--- start of Records for processing ---

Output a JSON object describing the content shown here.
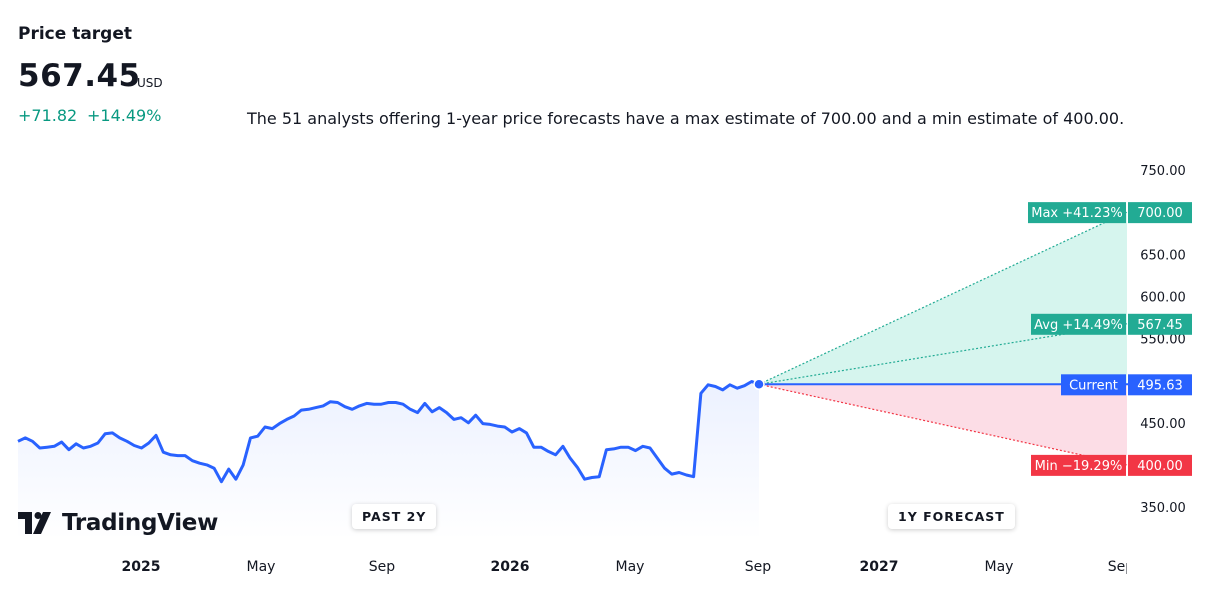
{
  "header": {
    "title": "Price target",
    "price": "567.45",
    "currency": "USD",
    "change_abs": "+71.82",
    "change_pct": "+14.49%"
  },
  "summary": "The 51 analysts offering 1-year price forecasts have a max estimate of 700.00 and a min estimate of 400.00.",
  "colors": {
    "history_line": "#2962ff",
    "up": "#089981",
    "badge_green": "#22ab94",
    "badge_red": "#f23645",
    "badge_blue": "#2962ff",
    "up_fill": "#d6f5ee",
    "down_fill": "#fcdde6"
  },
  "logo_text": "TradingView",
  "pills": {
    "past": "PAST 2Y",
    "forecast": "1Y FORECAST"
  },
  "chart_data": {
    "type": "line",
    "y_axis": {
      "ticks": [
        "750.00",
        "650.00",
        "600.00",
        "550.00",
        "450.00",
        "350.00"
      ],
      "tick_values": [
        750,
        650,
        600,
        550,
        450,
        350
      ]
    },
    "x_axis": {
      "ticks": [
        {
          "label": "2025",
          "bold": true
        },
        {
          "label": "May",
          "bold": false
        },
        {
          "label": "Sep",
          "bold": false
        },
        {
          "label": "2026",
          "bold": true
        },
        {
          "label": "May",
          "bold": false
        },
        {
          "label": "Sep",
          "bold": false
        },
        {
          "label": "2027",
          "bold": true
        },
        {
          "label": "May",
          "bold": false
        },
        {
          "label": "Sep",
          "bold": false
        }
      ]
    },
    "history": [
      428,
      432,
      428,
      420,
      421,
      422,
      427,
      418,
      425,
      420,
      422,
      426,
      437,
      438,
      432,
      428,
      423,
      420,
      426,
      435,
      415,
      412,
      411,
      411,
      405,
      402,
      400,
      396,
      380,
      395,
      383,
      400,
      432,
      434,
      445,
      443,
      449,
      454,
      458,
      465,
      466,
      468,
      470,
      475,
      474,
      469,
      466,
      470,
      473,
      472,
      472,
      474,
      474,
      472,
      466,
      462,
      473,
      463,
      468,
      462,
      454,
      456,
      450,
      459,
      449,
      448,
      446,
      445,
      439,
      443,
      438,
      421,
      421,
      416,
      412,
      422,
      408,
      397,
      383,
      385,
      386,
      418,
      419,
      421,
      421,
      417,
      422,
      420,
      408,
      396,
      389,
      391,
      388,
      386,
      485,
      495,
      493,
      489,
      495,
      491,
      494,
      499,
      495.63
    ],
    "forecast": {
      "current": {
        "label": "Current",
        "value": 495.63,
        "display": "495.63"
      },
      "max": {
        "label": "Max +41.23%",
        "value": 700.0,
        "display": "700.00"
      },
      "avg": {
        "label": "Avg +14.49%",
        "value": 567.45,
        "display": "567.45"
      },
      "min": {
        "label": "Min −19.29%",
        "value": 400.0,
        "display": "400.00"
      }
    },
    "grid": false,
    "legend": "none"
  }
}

--- end of Records for processing ---

Your goal:
Write the entries above out in full, exactly, with no images.

Complete response:
Output a JSON object describing the content shown here.
{
  "header": {
    "title": "Price target",
    "price": "567.45",
    "currency": "USD",
    "change_abs": "+71.82",
    "change_pct": "+14.49%"
  },
  "summary": "The 51 analysts offering 1-year price forecasts have a max estimate of 700.00 and a min estimate of 400.00.",
  "colors": {
    "history_line": "#2962ff",
    "up": "#089981",
    "badge_green": "#22ab94",
    "badge_red": "#f23645",
    "badge_blue": "#2962ff",
    "up_fill": "#d6f5ee",
    "down_fill": "#fcdde6"
  },
  "logo_text": "TradingView",
  "pills": {
    "past": "PAST 2Y",
    "forecast": "1Y FORECAST"
  },
  "chart_data": {
    "type": "line",
    "y_axis": {
      "ticks": [
        "750.00",
        "650.00",
        "600.00",
        "550.00",
        "450.00",
        "350.00"
      ],
      "tick_values": [
        750,
        650,
        600,
        550,
        450,
        350
      ]
    },
    "x_axis": {
      "ticks": [
        {
          "label": "2025",
          "bold": true
        },
        {
          "label": "May",
          "bold": false
        },
        {
          "label": "Sep",
          "bold": false
        },
        {
          "label": "2026",
          "bold": true
        },
        {
          "label": "May",
          "bold": false
        },
        {
          "label": "Sep",
          "bold": false
        },
        {
          "label": "2027",
          "bold": true
        },
        {
          "label": "May",
          "bold": false
        },
        {
          "label": "Sep",
          "bold": false
        }
      ]
    },
    "history": [
      428,
      432,
      428,
      420,
      421,
      422,
      427,
      418,
      425,
      420,
      422,
      426,
      437,
      438,
      432,
      428,
      423,
      420,
      426,
      435,
      415,
      412,
      411,
      411,
      405,
      402,
      400,
      396,
      380,
      395,
      383,
      400,
      432,
      434,
      445,
      443,
      449,
      454,
      458,
      465,
      466,
      468,
      470,
      475,
      474,
      469,
      466,
      470,
      473,
      472,
      472,
      474,
      474,
      472,
      466,
      462,
      473,
      463,
      468,
      462,
      454,
      456,
      450,
      459,
      449,
      448,
      446,
      445,
      439,
      443,
      438,
      421,
      421,
      416,
      412,
      422,
      408,
      397,
      383,
      385,
      386,
      418,
      419,
      421,
      421,
      417,
      422,
      420,
      408,
      396,
      389,
      391,
      388,
      386,
      485,
      495,
      493,
      489,
      495,
      491,
      494,
      499,
      495.63
    ],
    "forecast": {
      "current": {
        "label": "Current",
        "value": 495.63,
        "display": "495.63"
      },
      "max": {
        "label": "Max +41.23%",
        "value": 700.0,
        "display": "700.00"
      },
      "avg": {
        "label": "Avg +14.49%",
        "value": 567.45,
        "display": "567.45"
      },
      "min": {
        "label": "Min −19.29%",
        "value": 400.0,
        "display": "400.00"
      }
    },
    "grid": false,
    "legend": "none"
  }
}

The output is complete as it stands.